Task requirements >> Reproduce the material in full, unchanged.

────────────────────────────────────────

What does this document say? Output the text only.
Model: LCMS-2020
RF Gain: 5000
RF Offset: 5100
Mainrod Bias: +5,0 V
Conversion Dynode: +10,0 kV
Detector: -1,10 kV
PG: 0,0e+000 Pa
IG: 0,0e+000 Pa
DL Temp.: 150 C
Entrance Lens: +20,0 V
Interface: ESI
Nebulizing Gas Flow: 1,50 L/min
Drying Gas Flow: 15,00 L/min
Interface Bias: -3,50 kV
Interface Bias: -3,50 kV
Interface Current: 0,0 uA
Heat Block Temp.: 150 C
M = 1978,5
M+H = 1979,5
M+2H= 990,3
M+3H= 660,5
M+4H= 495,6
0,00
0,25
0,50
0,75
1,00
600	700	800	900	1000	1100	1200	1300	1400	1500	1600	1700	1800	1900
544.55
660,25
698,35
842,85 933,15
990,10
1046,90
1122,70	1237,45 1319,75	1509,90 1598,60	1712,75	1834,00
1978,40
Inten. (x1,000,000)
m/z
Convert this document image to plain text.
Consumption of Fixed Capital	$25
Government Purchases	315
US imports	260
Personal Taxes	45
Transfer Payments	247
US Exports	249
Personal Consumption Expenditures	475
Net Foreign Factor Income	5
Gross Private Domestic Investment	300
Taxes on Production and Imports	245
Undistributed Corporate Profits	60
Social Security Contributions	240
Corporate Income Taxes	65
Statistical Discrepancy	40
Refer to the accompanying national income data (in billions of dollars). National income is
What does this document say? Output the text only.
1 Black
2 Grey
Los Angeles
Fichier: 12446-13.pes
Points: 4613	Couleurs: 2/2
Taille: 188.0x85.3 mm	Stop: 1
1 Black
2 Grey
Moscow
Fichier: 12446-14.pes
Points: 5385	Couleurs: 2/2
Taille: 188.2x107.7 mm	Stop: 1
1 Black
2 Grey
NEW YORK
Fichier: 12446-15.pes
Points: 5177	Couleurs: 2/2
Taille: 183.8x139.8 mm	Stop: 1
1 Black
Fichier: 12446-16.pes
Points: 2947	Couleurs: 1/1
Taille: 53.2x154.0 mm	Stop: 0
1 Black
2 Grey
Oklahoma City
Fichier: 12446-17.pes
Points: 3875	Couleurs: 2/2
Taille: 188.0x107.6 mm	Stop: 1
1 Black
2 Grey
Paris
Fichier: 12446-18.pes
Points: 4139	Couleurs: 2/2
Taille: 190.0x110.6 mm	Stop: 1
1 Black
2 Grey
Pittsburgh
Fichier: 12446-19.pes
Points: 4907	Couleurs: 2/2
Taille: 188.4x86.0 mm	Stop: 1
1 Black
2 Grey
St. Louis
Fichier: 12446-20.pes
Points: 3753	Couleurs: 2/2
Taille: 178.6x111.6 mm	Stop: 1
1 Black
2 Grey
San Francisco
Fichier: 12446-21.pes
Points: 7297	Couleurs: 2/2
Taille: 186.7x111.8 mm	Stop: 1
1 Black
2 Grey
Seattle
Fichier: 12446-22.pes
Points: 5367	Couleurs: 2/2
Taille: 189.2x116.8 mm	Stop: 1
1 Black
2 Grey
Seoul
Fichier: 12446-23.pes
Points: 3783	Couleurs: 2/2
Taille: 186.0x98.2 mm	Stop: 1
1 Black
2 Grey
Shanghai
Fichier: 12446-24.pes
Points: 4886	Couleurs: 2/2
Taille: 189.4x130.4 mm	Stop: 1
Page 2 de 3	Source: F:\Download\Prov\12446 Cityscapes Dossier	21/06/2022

────────────────────────────────────────

Response to the exercise >>
What does this document say? Output the text only.
Model: LCMS-2020
RF Gain: 5000
RF Offset: 5100
Mainrod Bias: +5,0 V
Conversion Dynode: +10,0 kV
Detector: -1,10 kV
PG: 0,0e+000 Pa
IG: 0,0e+000 Pa
DL Temp.: 150 C
Entrance Lens: +20,0 V
Interface: ESI
Nebulizing Gas Flow: 1,50 L/min
Drying Gas Flow: 15,00 L/min
Interface Bias: -3,50 kV
Interface Bias: -3,50 kV
Interface Current: 0,0 uA
Heat Block Temp.: 150 C
M = 1978,5
M+H = 1979,5
M+2H= 990,3
M+3H= 660,5
M+4H= 495,6
0,00
0,25
0,50
0,75
1,00
600	700	800	900	1000	1100	1200	1300	1400	1500	1600	1700	1800	1900
544.55
660,25
698,35
842,85 933,15
990,10
1046,90
1122,70	1237,45 1319,75	1509,90 1598,60	1712,75	1834,00
1978,40
Inten. (x1,000,000)
m/z
Convert this document image to plain text.
Consumption of Fixed Capital	$25
Government Purchases	315
US imports	260
Personal Taxes	45
Transfer Payments	247
US Exports	249
Personal Consumption Expenditures	475
Net Foreign Factor Income	5
Gross Private Domestic Investment	300
Taxes on Production and Imports	245
Undistributed Corporate Profits	60
Social Security Contributions	240
Corporate Income Taxes	65
Statistical Discrepancy	40
Refer to the accompanying national income data (in billions of dollars). National income is
What does this document say? Output the text only.
1 Black
2 Grey
Los Angeles
Fichier: 12446-13.pes
Points: 4613	Couleurs: 2/2
Taille: 188.0x85.3 mm	Stop: 1
1 Black
2 Grey
Moscow
Fichier: 12446-14.pes
Points: 5385	Couleurs: 2/2
Taille: 188.2x107.7 mm	Stop: 1
1 Black
2 Grey
NEW YORK
Fichier: 12446-15.pes
Points: 5177	Couleurs: 2/2
Taille: 183.8x139.8 mm	Stop: 1
1 Black
Fichier: 12446-16.pes
Points: 2947	Couleurs: 1/1
Taille: 53.2x154.0 mm	Stop: 0
1 Black
2 Grey
Oklahoma City
Fichier: 12446-17.pes
Points: 3875	Couleurs: 2/2
Taille: 188.0x107.6 mm	Stop: 1
1 Black
2 Grey
Paris
Fichier: 12446-18.pes
Points: 4139	Couleurs: 2/2
Taille: 190.0x110.6 mm	Stop: 1
1 Black
2 Grey
Pittsburgh
Fichier: 12446-19.pes
Points: 4907	Couleurs: 2/2
Taille: 188.4x86.0 mm	Stop: 1
1 Black
2 Grey
St. Louis
Fichier: 12446-20.pes
Points: 3753	Couleurs: 2/2
Taille: 178.6x111.6 mm	Stop: 1
1 Black
2 Grey
San Francisco
Fichier: 12446-21.pes
Points: 7297	Couleurs: 2/2
Taille: 186.7x111.8 mm	Stop: 1
1 Black
2 Grey
Seattle
Fichier: 12446-22.pes
Points: 5367	Couleurs: 2/2
Taille: 189.2x116.8 mm	Stop: 1
1 Black
2 Grey
Seoul
Fichier: 12446-23.pes
Points: 3783	Couleurs: 2/2
Taille: 186.0x98.2 mm	Stop: 1
1 Black
2 Grey
Shanghai
Fichier: 12446-24.pes
Points: 4886	Couleurs: 2/2
Taille: 189.4x130.4 mm	Stop: 1
Page 2 de 3	Source: F:\Download\Prov\12446 Cityscapes Dossier	21/06/2022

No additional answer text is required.